### Selected text

*** Block opens ***

I thought about Dear Son a lot that night and when I went home. I also thought about it some more after we got out of the hospital. When things weren’t going well at home, and I thought death was imminent, I thought, well, if I call 911 or go to the hospital, we may have to do this again. Am I ready to vent him again even though he was just vented ten days ago? If so, how many times in his life am I willing to do that? Will I vent him and make him go through every life saving effort until I’ve got every last drop of life out of him? What is the right answer?
I pulled away and tried to take myself out of the equation. I tried to look at what would be best for Dear Son. It was hard though, knowing what would be best for him. In the end, I am just a mother who loves her son. I don’t want to have to make these decisions. I can’t ever sign that “Do Not Resusitate” but how many times am I willing to vent him?
I know for myself, that I never want to be vented. Not once, not ever. I may not even have trouble signing a DNR for myself, since I don’t ever want to step foot in a hospital again after all of these years. But I don’t like being in the position to have to make these decisions for someone else. And especially not for my Dear Son.
As I thought about this issue some more, I realized that what I wanted was peace. I wanted the ending to be peaceful and loving. I want to be able to say good-bye. I want to look in his eyes, tell him I love him, tell him what a wonderful kid he was and support him in his death. I wanted to hold him, to keep him from suffering. I wanted death to be loving, as was his life. I decided then to think about what would be the ideal for him and ideal for me.

*** Block closes ***

### Supplied material
*** Block opens ***

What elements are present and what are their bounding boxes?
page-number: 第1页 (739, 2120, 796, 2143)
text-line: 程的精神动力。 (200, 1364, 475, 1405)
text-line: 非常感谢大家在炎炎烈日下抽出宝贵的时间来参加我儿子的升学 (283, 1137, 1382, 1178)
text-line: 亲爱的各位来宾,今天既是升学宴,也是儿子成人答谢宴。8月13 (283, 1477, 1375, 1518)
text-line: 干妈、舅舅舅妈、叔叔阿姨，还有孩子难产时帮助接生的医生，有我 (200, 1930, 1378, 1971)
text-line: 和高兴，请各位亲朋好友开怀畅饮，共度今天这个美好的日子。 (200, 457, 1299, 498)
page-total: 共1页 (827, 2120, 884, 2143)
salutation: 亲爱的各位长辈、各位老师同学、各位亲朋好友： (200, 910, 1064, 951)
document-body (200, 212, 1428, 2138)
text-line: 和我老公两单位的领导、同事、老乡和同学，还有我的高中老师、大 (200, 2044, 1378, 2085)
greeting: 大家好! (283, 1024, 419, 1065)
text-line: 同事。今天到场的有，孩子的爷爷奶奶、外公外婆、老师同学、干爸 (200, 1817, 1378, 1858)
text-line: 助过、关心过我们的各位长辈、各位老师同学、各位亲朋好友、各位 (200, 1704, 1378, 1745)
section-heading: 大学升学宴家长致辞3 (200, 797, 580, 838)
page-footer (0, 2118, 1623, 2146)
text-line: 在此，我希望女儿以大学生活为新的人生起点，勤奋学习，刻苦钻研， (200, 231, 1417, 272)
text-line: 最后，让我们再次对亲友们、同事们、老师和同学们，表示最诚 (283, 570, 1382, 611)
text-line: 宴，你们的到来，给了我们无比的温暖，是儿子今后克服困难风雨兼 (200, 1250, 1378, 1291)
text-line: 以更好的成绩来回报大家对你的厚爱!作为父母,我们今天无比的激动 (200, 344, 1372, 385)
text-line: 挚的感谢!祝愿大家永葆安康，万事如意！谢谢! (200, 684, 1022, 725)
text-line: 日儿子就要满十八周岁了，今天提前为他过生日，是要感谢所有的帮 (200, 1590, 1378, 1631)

*** Block closes ***

### Prompt
Carry on the passage about a mother weighing whether to ventilate her son again, which appears before the data, picking up after its last sentence.

### Written reply
In the end, I thought that the ideal situation was for him to die at home with me, holding his hand, looking in his eyes and telling him I love him. Then I thought about the next best, to have him die in his sleep. In any case, I’d want him to die without any pain or suffering.
I also thought about the worst case scenarios. That he would die alone in the hospital with no one there. Or that he might choke on his vomit and die or die gasping for air as they removed the tube, looking right at me for him to help him. Pretty much, all of the worst case scenarios involved pain and suffering and me not there to help him.
Essentially, I would want his death to be a reflection of his life-that he would know all of the love that I had for him and that other people had for him. Isn’t that what we all want at the end, to know that we are loved, to not die in pain and to have people we love around us?
I haven’t made any decisions yet, but just thinking about what would be an ideal death versus signing a “Do Not Resusitate” helped. Shortly thereafter, I had to take him back to the emergency room, just three days after we were discharged. When I got there, they asked me all of the questions again: “Did I want to save him at all costs? Did I understand that meant venting him if needed, etc.?” I said "yes" to all of those questions once again. It was too soon though to have him back at the hospital. I wondered how many times they were going to ask me that again. I mean, how do you know when to save him and when it is too much for him?
I found myself longing for the days past, when people just died instead of having to agonize over these decisions. I am just a regular mother who loves her child. I don’t ever want to make any of these decisions. I just want my son to live, to be happy and feel loved. And that smile, yes, I want to see that smile. I want to see it again and again and again.
Note: Dear Son is eighteen years old and suffers from a progressive neurological disorder; he has intractable seizures, dystonia and is severely retarded due to a random mutation of the ARX gene.